# [What the task asks]
What is needed is the run of lines from the one with "Serialize everything readable" through the close of the data, set down exactly.

BEGIN Records for the exercise

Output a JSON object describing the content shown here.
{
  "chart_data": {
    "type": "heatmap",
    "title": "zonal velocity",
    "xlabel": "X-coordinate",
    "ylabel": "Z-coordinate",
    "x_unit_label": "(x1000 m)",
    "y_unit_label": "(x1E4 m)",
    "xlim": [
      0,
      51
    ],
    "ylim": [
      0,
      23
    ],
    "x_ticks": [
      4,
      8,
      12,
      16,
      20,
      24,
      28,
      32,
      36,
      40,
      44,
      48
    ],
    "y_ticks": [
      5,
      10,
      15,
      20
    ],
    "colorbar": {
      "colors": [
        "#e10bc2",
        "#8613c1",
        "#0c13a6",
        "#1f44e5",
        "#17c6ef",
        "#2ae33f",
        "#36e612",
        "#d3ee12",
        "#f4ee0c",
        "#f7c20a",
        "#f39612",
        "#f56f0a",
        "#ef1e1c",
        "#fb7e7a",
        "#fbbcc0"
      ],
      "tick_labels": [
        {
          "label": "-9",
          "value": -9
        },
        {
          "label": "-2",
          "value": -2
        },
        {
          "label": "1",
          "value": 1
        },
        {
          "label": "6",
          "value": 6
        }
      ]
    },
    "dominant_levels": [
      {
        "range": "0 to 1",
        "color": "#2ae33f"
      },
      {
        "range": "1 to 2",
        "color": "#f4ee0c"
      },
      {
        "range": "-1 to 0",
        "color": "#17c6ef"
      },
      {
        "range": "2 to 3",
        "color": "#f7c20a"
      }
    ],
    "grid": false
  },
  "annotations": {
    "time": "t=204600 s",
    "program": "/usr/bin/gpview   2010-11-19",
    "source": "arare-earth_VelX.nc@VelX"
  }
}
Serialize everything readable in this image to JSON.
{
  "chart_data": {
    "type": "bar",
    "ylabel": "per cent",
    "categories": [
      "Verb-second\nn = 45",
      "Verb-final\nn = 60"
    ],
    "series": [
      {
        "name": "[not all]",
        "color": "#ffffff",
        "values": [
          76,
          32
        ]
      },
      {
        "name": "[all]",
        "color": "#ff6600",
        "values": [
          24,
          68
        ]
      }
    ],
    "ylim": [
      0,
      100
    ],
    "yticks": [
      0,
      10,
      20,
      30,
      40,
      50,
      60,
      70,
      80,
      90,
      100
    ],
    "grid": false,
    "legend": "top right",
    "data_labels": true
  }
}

END Records for the exercise

# [Output of the exercise]
Serialize everything readable in this image to JSON.
{
  "chart_data": {
    "type": "bar",
    "ylabel": "per cent",
    "categories": [
      "Verb-second\nn = 45",
      "Verb-final\nn = 60"
    ],
    "series": [
      {
        "name": "[not all]",
        "color": "#ffffff",
        "values": [
          76,
          32
        ]
      },
      {
        "name": "[all]",
        "color": "#ff6600",
        "values": [
          24,
          68
        ]
      }
    ],
    "ylim": [
      0,
      100
    ],
    "yticks": [
      0,
      10,
      20,
      30,
      40,
      50,
      60,
      70,
      80,
      90,
      100
    ],
    "grid": false,
    "legend": "top right",
    "data_labels": true
  }
}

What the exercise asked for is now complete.